WORK REQUIRED: Every line from the line containing "Extract all readable text from this page." through the final line of the data is to be printed exactly; no other line is to appear.

=== DATA IN THIS EXERCISE ===

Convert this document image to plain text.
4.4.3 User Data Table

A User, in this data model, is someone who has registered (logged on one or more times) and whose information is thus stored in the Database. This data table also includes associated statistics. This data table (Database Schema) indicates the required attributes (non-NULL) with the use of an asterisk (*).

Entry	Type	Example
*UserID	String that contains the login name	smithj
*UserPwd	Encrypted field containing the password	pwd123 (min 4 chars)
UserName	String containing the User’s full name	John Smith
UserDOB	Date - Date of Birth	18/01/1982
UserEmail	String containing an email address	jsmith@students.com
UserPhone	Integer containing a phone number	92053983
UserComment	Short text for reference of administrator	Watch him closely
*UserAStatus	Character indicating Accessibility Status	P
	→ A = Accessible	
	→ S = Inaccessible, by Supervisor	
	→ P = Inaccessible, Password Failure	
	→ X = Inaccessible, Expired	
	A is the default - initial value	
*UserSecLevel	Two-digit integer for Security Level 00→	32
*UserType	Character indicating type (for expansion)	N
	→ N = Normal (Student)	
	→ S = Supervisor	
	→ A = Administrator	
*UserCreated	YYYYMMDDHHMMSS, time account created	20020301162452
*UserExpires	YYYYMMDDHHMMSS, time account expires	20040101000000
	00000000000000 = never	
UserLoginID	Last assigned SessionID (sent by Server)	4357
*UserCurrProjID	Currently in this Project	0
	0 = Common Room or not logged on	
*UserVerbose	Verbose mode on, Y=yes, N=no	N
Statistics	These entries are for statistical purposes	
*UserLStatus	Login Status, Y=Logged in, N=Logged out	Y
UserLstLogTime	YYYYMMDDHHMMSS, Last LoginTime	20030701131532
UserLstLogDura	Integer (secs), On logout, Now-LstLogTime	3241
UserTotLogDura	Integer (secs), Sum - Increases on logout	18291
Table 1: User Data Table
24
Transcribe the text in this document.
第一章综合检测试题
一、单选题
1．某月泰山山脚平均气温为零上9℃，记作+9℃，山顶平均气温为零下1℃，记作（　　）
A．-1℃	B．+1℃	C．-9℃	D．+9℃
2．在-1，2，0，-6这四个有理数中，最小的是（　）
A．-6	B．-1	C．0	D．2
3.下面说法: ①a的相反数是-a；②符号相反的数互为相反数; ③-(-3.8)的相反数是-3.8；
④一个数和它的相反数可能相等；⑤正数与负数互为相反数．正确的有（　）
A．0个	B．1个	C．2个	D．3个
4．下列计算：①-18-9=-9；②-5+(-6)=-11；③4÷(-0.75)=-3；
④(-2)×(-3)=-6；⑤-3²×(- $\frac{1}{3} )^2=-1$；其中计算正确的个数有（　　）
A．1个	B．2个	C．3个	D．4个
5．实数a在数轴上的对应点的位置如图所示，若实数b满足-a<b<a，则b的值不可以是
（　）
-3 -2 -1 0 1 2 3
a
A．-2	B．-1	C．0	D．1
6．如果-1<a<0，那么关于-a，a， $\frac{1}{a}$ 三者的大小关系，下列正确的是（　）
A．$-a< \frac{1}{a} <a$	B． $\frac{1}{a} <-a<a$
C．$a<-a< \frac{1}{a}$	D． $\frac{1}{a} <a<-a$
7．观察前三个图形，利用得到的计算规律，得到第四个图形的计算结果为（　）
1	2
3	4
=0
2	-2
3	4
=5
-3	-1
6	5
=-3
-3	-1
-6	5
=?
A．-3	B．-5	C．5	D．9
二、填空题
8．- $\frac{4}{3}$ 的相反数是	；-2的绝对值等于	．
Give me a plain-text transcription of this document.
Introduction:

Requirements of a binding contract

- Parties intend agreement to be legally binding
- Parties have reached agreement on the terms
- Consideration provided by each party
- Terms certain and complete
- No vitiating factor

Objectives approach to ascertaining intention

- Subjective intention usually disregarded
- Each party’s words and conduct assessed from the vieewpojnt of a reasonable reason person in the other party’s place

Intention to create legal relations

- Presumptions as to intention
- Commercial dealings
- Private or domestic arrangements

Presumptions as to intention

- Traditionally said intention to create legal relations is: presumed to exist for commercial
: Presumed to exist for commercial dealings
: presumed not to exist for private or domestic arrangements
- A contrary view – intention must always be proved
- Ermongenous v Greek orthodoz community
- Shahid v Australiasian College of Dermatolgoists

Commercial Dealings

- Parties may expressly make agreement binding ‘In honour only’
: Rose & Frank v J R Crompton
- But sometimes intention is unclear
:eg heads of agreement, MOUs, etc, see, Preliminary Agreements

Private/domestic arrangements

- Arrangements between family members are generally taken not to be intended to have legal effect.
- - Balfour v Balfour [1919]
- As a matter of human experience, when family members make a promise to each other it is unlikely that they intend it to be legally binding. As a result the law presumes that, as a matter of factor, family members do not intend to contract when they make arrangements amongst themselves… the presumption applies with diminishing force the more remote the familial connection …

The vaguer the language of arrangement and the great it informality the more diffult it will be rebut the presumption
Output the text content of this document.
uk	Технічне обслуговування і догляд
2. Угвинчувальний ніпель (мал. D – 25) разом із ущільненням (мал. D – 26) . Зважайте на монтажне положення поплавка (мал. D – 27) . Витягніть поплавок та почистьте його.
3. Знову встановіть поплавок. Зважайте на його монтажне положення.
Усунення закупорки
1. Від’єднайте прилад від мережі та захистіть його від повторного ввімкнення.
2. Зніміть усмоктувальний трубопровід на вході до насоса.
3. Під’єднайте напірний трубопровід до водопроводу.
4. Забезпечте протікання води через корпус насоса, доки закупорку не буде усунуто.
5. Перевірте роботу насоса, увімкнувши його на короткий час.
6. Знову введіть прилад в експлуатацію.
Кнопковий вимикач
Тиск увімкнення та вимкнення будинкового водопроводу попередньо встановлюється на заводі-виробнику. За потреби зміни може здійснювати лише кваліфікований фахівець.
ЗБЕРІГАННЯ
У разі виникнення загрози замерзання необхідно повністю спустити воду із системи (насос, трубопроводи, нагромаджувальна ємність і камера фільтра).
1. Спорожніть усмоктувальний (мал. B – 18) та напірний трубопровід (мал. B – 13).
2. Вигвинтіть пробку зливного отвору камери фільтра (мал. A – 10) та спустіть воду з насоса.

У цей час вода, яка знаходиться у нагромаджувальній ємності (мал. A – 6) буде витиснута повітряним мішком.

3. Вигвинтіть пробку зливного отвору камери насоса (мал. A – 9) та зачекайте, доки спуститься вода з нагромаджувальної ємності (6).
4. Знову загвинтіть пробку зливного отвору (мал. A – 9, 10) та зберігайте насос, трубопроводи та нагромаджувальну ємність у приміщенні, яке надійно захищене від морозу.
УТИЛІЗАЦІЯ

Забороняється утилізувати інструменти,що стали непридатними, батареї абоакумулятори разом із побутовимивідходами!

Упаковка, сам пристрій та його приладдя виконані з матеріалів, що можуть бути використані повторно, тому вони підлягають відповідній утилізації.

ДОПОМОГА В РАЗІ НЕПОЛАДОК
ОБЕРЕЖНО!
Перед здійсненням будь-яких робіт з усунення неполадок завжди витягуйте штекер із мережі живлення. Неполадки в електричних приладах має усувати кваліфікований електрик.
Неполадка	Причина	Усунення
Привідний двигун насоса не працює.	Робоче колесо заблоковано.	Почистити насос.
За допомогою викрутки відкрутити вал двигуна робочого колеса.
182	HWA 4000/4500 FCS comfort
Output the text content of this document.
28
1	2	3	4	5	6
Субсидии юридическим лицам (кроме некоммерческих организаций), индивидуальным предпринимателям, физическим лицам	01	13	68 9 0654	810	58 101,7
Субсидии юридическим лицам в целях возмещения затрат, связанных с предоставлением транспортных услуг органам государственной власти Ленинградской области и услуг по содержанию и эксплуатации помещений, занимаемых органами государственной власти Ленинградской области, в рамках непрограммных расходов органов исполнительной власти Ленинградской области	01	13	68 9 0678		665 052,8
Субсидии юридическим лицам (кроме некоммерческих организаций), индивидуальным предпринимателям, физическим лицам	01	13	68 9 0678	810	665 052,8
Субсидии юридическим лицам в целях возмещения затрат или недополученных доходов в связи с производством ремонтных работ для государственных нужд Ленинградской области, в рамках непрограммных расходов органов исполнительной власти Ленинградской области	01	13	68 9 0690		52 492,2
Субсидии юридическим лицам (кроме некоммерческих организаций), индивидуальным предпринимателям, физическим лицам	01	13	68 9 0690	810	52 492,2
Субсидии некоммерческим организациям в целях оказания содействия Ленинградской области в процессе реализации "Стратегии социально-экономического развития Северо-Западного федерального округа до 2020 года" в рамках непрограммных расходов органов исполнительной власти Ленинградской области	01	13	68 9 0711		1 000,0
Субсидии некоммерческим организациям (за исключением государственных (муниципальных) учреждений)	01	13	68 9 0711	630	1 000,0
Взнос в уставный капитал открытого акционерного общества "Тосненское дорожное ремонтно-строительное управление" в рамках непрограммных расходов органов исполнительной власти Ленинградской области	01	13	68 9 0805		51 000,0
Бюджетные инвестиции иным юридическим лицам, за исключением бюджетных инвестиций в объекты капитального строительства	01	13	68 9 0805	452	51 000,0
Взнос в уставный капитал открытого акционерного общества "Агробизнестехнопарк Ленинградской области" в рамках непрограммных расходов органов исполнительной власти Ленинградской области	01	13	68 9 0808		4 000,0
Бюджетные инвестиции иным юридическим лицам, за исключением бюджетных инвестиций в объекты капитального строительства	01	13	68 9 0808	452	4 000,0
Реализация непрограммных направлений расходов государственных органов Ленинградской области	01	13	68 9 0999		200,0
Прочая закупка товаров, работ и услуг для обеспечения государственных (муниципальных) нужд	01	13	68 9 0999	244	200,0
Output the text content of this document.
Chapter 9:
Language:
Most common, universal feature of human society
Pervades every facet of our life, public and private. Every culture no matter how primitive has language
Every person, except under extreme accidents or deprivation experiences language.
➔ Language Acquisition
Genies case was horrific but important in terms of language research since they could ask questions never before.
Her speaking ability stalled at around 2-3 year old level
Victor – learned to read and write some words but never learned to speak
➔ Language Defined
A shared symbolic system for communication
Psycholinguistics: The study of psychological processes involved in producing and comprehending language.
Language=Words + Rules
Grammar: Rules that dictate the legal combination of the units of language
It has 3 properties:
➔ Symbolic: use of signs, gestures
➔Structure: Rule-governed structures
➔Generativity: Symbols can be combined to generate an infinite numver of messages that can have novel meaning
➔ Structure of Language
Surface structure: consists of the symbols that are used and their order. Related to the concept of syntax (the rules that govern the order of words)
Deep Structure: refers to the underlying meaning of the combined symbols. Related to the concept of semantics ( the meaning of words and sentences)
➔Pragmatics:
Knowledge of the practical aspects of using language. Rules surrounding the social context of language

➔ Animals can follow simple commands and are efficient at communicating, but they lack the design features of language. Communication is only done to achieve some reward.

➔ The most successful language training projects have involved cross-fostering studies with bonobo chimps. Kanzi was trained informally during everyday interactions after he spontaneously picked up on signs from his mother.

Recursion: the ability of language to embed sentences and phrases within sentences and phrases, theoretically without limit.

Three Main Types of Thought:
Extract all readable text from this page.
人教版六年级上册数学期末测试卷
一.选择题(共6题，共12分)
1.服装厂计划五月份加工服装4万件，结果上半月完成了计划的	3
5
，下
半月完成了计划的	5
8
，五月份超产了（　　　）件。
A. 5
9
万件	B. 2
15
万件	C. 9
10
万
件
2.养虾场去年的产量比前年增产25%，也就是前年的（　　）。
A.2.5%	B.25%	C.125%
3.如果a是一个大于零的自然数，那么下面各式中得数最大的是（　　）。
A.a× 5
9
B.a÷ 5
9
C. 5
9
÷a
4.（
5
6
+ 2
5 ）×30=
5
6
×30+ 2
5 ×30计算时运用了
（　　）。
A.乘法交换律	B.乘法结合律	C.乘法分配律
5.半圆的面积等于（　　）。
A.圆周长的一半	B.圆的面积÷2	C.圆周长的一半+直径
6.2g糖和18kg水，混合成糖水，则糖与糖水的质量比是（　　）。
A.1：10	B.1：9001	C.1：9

===

ANSWER IN FULL:
Extract all readable text from this page.
人教版六年级上册数学期末测试卷
一.选择题(共6题，共12分)
1.服装厂计划五月份加工服装4万件，结果上半月完成了计划的	3
5
，下
半月完成了计划的	5
8
，五月份超产了（　　　）件。
A. 5
9
万件	B. 2
15
万件	C. 9
10
万
件
2.养虾场去年的产量比前年增产25%，也就是前年的（　　）。
A.2.5%	B.25%	C.125%
3.如果a是一个大于零的自然数，那么下面各式中得数最大的是（　　）。
A.a× 5
9
B.a÷ 5
9
C. 5
9
÷a
4.（
5
6
+ 2
5 ）×30=
5
6
×30+ 2
5 ×30计算时运用了
（　　）。
A.乘法交换律	B.乘法结合律	C.乘法分配律
5.半圆的面积等于（　　）。
A.圆周长的一半	B.圆的面积÷2	C.圆周长的一半+直径
6.2g糖和18kg水，混合成糖水，则糖与糖水的质量比是（　　）。
A.1：10	B.1：9001	C.1：9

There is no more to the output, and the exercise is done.